____ The input

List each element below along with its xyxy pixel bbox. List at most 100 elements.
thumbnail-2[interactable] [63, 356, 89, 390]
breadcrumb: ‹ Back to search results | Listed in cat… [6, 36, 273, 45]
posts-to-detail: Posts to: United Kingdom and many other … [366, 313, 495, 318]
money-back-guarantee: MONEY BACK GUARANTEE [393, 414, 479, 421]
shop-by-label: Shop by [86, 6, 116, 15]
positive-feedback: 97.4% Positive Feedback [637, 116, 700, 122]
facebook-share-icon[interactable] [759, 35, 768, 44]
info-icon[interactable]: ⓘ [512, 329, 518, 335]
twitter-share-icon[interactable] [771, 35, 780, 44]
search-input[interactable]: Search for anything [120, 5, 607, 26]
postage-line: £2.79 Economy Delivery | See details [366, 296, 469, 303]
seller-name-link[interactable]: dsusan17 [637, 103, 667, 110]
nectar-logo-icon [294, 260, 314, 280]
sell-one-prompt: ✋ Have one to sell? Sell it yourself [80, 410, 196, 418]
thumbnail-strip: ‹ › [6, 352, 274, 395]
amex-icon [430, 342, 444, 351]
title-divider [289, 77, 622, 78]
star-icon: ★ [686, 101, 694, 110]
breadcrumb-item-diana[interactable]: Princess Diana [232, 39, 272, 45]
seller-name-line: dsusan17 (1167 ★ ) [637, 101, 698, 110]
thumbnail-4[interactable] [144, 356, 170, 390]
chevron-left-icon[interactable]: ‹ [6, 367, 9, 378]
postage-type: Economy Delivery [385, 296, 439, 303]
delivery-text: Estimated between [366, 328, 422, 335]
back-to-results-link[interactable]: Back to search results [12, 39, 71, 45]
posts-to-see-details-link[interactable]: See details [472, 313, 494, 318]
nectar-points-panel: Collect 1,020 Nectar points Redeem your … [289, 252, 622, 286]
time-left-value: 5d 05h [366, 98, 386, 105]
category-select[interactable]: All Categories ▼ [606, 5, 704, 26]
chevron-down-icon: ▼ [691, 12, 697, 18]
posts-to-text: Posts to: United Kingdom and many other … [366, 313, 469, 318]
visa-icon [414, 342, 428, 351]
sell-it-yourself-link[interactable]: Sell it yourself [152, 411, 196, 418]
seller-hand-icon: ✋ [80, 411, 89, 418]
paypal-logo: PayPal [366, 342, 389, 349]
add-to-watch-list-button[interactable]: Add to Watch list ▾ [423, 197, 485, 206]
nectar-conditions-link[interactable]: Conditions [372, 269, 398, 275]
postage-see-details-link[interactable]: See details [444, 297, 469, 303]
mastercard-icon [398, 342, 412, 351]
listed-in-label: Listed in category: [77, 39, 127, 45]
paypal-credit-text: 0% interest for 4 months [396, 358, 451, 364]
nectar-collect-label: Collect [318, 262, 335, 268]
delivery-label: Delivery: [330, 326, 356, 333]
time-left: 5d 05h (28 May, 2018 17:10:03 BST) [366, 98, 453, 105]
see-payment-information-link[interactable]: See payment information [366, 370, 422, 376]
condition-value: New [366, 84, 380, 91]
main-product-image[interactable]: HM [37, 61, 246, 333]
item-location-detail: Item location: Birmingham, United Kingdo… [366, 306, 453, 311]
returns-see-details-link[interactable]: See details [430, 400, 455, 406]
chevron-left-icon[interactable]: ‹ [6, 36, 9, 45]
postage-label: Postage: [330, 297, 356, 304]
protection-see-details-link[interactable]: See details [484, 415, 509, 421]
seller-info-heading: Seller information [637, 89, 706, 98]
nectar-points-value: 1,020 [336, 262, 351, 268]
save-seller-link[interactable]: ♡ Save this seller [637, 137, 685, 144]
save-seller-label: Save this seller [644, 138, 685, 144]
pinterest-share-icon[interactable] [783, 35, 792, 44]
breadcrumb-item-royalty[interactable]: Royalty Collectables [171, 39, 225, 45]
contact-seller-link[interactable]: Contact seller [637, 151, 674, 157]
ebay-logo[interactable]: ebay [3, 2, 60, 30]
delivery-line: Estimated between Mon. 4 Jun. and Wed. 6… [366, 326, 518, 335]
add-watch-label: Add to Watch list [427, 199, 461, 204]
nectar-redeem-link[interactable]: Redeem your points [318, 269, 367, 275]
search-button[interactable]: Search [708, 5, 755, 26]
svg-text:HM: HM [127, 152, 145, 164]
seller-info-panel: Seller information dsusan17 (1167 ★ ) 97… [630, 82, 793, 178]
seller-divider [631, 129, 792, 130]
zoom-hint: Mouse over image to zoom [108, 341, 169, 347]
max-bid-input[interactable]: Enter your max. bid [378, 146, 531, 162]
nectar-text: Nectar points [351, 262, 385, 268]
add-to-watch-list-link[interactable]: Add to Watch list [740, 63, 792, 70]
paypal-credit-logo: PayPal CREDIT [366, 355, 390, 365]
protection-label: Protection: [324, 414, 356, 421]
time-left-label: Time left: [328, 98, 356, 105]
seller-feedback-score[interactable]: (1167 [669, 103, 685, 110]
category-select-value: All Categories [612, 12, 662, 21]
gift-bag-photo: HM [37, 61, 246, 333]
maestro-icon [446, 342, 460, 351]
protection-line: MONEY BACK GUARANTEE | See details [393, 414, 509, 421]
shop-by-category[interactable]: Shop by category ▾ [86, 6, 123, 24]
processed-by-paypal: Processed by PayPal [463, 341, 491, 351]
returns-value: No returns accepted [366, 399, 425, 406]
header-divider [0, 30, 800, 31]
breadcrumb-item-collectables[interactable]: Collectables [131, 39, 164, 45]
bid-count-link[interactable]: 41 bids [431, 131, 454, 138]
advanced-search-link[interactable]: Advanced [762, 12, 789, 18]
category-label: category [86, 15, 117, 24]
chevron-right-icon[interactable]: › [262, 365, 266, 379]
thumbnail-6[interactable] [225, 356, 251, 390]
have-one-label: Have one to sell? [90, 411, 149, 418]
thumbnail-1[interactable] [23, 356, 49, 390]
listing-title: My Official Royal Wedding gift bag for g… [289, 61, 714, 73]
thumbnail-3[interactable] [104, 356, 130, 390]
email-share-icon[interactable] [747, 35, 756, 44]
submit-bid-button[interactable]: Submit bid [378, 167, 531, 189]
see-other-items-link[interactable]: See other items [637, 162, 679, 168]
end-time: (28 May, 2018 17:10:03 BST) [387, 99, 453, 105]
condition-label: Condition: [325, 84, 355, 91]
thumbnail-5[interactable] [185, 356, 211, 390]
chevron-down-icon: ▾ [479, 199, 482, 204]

________

> **Task requirements**
Reproduce every line of the items above without changing anything.

> **Solution**
List each element below along with its xyxy pixel bbox. List at most 100 elements.
thumbnail-2[interactable] [63, 356, 89, 390]
breadcrumb: ‹ Back to search results | Listed in cat… [6, 36, 273, 45]
posts-to-detail: Posts to: United Kingdom and many other … [366, 313, 495, 318]
money-back-guarantee: MONEY BACK GUARANTEE [393, 414, 479, 421]
shop-by-label: Shop by [86, 6, 116, 15]
positive-feedback: 97.4% Positive Feedback [637, 116, 700, 122]
facebook-share-icon[interactable] [759, 35, 768, 44]
info-icon[interactable]: ⓘ [512, 329, 518, 335]
twitter-share-icon[interactable] [771, 35, 780, 44]
search-input[interactable]: Search for anything [120, 5, 607, 26]
postage-line: £2.79 Economy Delivery | See details [366, 296, 469, 303]
seller-name-link[interactable]: dsusan17 [637, 103, 667, 110]
nectar-logo-icon [294, 260, 314, 280]
sell-one-prompt: ✋ Have one to sell? Sell it yourself [80, 410, 196, 418]
thumbnail-strip: ‹ › [6, 352, 274, 395]
amex-icon [430, 342, 444, 351]
title-divider [289, 77, 622, 78]
star-icon: ★ [686, 101, 694, 110]
breadcrumb-item-diana[interactable]: Princess Diana [232, 39, 272, 45]
seller-name-line: dsusan17 (1167 ★ ) [637, 101, 698, 110]
thumbnail-4[interactable] [144, 356, 170, 390]
chevron-left-icon[interactable]: ‹ [6, 367, 9, 378]
postage-type: Economy Delivery [385, 296, 439, 303]
delivery-text: Estimated between [366, 328, 422, 335]
back-to-results-link[interactable]: Back to search results [12, 39, 71, 45]
posts-to-see-details-link[interactable]: See details [472, 313, 494, 318]
nectar-points-panel: Collect 1,020 Nectar points Redeem your … [289, 252, 622, 286]
time-left-value: 5d 05h [366, 98, 386, 105]
category-select[interactable]: All Categories ▼ [606, 5, 704, 26]
chevron-down-icon: ▼ [691, 12, 697, 18]
posts-to-text: Posts to: United Kingdom and many other … [366, 313, 469, 318]
visa-icon [414, 342, 428, 351]
sell-it-yourself-link[interactable]: Sell it yourself [152, 411, 196, 418]
seller-hand-icon: ✋ [80, 411, 89, 418]
paypal-logo: PayPal [366, 342, 389, 349]
add-to-watch-list-button[interactable]: Add to Watch list ▾ [423, 197, 485, 206]
nectar-conditions-link[interactable]: Conditions [372, 269, 398, 275]
postage-see-details-link[interactable]: See details [444, 297, 469, 303]
mastercard-icon [398, 342, 412, 351]
listed-in-label: Listed in category: [77, 39, 127, 45]
paypal-credit-text: 0% interest for 4 months [396, 358, 451, 364]
nectar-collect-label: Collect [318, 262, 335, 268]
delivery-label: Delivery: [330, 326, 356, 333]
time-left: 5d 05h (28 May, 2018 17:10:03 BST) [366, 98, 453, 105]
see-payment-information-link[interactable]: See payment information [366, 370, 422, 376]
condition-value: New [366, 84, 380, 91]
main-product-image[interactable]: HM [37, 61, 246, 333]
item-location-detail: Item location: Birmingham, United Kingdo… [366, 306, 453, 311]
returns-see-details-link[interactable]: See details [430, 400, 455, 406]
chevron-left-icon[interactable]: ‹ [6, 36, 9, 45]
postage-label: Postage: [330, 297, 356, 304]
protection-see-details-link[interactable]: See details [484, 415, 509, 421]
seller-info-heading: Seller information [637, 89, 706, 98]
nectar-points-value: 1,020 [336, 262, 351, 268]
save-seller-link[interactable]: ♡ Save this seller [637, 137, 685, 144]
save-seller-label: Save this seller [644, 138, 685, 144]
pinterest-share-icon[interactable] [783, 35, 792, 44]
breadcrumb-item-royalty[interactable]: Royalty Collectables [171, 39, 225, 45]
contact-seller-link[interactable]: Contact seller [637, 151, 674, 157]
ebay-logo[interactable]: ebay [3, 2, 60, 30]
delivery-line: Estimated between Mon. 4 Jun. and Wed. 6… [366, 326, 518, 335]
add-watch-label: Add to Watch list [427, 199, 461, 204]
nectar-redeem-link[interactable]: Redeem your points [318, 269, 367, 275]
search-button[interactable]: Search [708, 5, 755, 26]
svg-text:HM: HM [127, 152, 145, 164]
seller-info-panel: Seller information dsusan17 (1167 ★ ) 97… [630, 82, 793, 178]
seller-divider [631, 129, 792, 130]
zoom-hint: Mouse over image to zoom [108, 341, 169, 347]
max-bid-input[interactable]: Enter your max. bid [378, 146, 531, 162]
nectar-text: Nectar points [351, 262, 385, 268]
add-to-watch-list-link[interactable]: Add to Watch list [740, 63, 792, 70]
paypal-credit-logo: PayPal CREDIT [366, 355, 390, 365]
protection-label: Protection: [324, 414, 356, 421]
time-left-label: Time left: [328, 98, 356, 105]
seller-feedback-score[interactable]: (1167 [669, 103, 685, 110]
category-select-value: All Categories [612, 12, 662, 21]
gift-bag-photo: HM [37, 61, 246, 333]
maestro-icon [446, 342, 460, 351]
protection-line: MONEY BACK GUARANTEE | See details [393, 414, 509, 421]
shop-by-category[interactable]: Shop by category ▾ [86, 6, 123, 24]
processed-by-paypal: Processed by PayPal [463, 341, 491, 351]
returns-value: No returns accepted [366, 399, 425, 406]
header-divider [0, 30, 800, 31]
breadcrumb-item-collectables[interactable]: Collectables [131, 39, 164, 45]
bid-count-link[interactable]: 41 bids [431, 131, 454, 138]
advanced-search-link[interactable]: Advanced [762, 12, 789, 18]
category-label: category [86, 15, 117, 24]
chevron-right-icon[interactable]: › [262, 365, 266, 379]
thumbnail-6[interactable] [225, 356, 251, 390]
have-one-label: Have one to sell? [90, 411, 149, 418]
thumbnail-1[interactable] [23, 356, 49, 390]
listing-title: My Official Royal Wedding gift bag for g… [289, 61, 714, 73]
thumbnail-3[interactable] [104, 356, 130, 390]
email-share-icon[interactable] [747, 35, 756, 44]
submit-bid-button[interactable]: Submit bid [378, 167, 531, 189]
see-other-items-link[interactable]: See other items [637, 162, 679, 168]
end-time: (28 May, 2018 17:10:03 BST) [387, 99, 453, 105]
condition-label: Condition: [325, 84, 355, 91]
thumbnail-5[interactable] [185, 356, 211, 390]
chevron-down-icon: ▾ [479, 199, 482, 204]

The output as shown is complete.